[Dataset rows about figures]
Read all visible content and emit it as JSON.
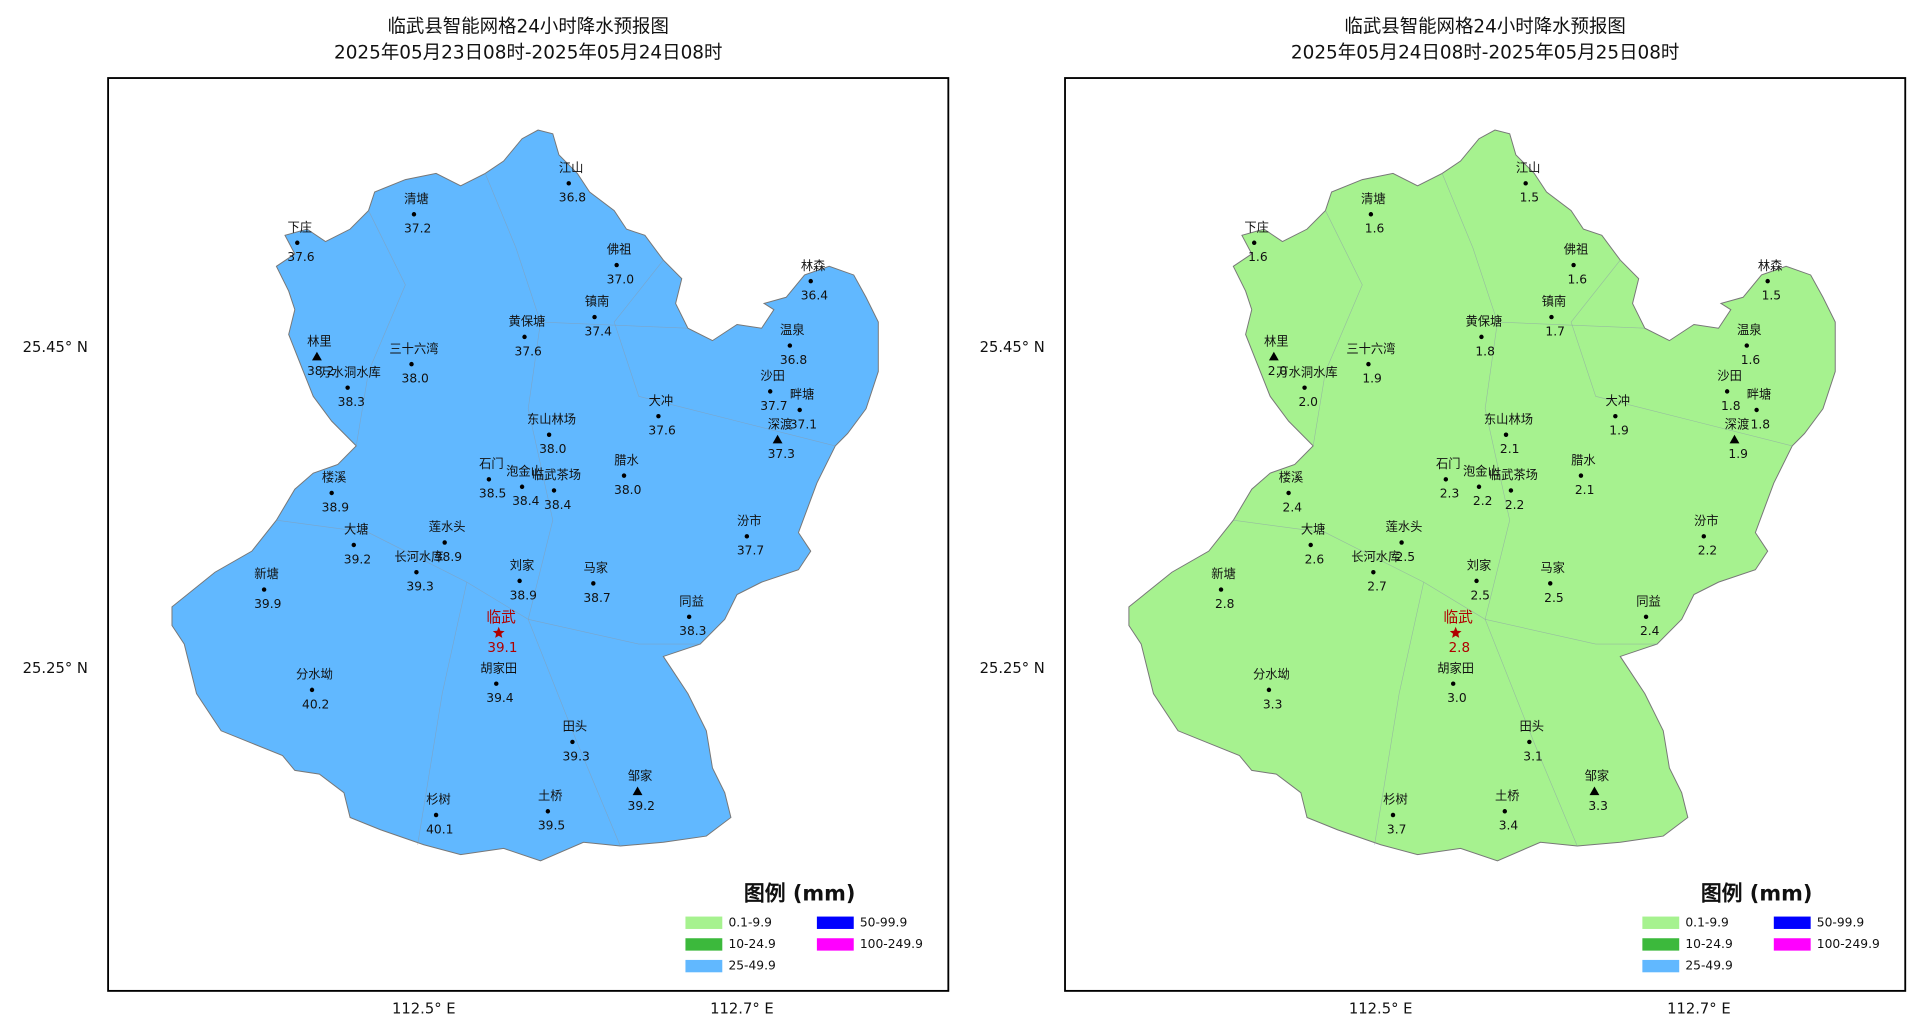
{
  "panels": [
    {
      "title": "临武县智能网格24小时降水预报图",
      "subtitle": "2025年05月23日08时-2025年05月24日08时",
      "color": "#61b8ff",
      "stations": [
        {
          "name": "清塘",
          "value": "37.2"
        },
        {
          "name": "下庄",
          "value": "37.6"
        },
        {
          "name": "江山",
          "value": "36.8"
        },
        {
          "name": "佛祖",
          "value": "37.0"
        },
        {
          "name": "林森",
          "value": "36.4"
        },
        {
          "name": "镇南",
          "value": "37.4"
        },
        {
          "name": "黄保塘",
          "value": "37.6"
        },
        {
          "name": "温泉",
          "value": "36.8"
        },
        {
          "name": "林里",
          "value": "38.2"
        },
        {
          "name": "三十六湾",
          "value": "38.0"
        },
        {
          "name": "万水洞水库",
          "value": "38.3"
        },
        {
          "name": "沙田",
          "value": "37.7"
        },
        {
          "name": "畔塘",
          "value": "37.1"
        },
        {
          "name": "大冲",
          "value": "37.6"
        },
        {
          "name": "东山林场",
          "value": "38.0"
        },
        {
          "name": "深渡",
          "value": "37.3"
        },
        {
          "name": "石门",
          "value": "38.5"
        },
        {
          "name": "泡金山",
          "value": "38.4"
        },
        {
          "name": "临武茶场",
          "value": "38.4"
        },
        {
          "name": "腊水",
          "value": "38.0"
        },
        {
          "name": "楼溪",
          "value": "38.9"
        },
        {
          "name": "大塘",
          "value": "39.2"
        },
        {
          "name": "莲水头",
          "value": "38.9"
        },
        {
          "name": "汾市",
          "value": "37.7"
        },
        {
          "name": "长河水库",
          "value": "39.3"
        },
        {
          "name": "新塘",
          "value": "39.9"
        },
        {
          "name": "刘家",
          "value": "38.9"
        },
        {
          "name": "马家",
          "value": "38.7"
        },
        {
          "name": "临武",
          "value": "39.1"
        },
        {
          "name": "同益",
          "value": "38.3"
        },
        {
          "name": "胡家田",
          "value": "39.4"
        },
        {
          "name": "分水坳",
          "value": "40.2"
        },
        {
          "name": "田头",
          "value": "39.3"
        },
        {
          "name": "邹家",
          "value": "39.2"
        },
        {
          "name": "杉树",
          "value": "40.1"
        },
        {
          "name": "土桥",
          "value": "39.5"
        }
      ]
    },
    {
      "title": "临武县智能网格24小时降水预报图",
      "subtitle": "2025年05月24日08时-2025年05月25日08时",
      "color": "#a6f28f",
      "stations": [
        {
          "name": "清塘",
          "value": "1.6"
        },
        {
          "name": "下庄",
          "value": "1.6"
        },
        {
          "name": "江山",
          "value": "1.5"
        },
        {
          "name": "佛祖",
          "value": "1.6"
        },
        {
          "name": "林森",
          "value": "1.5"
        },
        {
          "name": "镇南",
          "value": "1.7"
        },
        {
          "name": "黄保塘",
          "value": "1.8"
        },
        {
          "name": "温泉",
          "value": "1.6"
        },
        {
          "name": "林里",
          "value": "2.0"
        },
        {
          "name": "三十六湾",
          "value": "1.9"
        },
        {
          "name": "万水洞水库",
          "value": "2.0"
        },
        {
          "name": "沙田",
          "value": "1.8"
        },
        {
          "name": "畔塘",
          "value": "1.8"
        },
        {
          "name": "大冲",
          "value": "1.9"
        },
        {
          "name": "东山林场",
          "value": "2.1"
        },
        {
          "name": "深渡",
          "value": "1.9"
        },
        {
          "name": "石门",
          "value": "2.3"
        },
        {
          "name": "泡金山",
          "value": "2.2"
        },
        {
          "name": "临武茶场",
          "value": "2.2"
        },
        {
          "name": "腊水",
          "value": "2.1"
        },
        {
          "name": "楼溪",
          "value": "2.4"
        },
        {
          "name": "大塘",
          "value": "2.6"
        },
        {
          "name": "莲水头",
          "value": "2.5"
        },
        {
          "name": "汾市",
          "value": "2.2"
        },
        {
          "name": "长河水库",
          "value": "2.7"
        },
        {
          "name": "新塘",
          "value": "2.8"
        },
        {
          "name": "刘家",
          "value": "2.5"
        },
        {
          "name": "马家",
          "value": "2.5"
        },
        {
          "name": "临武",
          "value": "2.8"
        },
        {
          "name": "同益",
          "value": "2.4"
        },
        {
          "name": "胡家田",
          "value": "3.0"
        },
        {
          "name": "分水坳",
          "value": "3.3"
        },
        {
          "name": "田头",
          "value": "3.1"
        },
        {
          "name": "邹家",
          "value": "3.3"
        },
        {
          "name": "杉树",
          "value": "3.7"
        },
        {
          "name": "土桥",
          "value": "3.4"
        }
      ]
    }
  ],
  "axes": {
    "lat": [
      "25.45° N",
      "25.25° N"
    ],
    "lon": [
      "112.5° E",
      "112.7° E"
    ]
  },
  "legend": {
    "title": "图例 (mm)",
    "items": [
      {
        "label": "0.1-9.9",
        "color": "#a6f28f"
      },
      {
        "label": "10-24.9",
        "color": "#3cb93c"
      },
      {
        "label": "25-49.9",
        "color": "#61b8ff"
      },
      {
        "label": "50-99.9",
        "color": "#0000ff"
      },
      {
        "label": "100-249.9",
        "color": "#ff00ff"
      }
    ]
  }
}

__AIM__
Show all lines in the entries above where the word "label" appears.

__COMPLETE OUTPUT__
        "label": "0.1-9.9",
        "label": "10-24.9",
        "label": "25-49.9",
        "label": "50-99.9",
        "label": "100-249.9",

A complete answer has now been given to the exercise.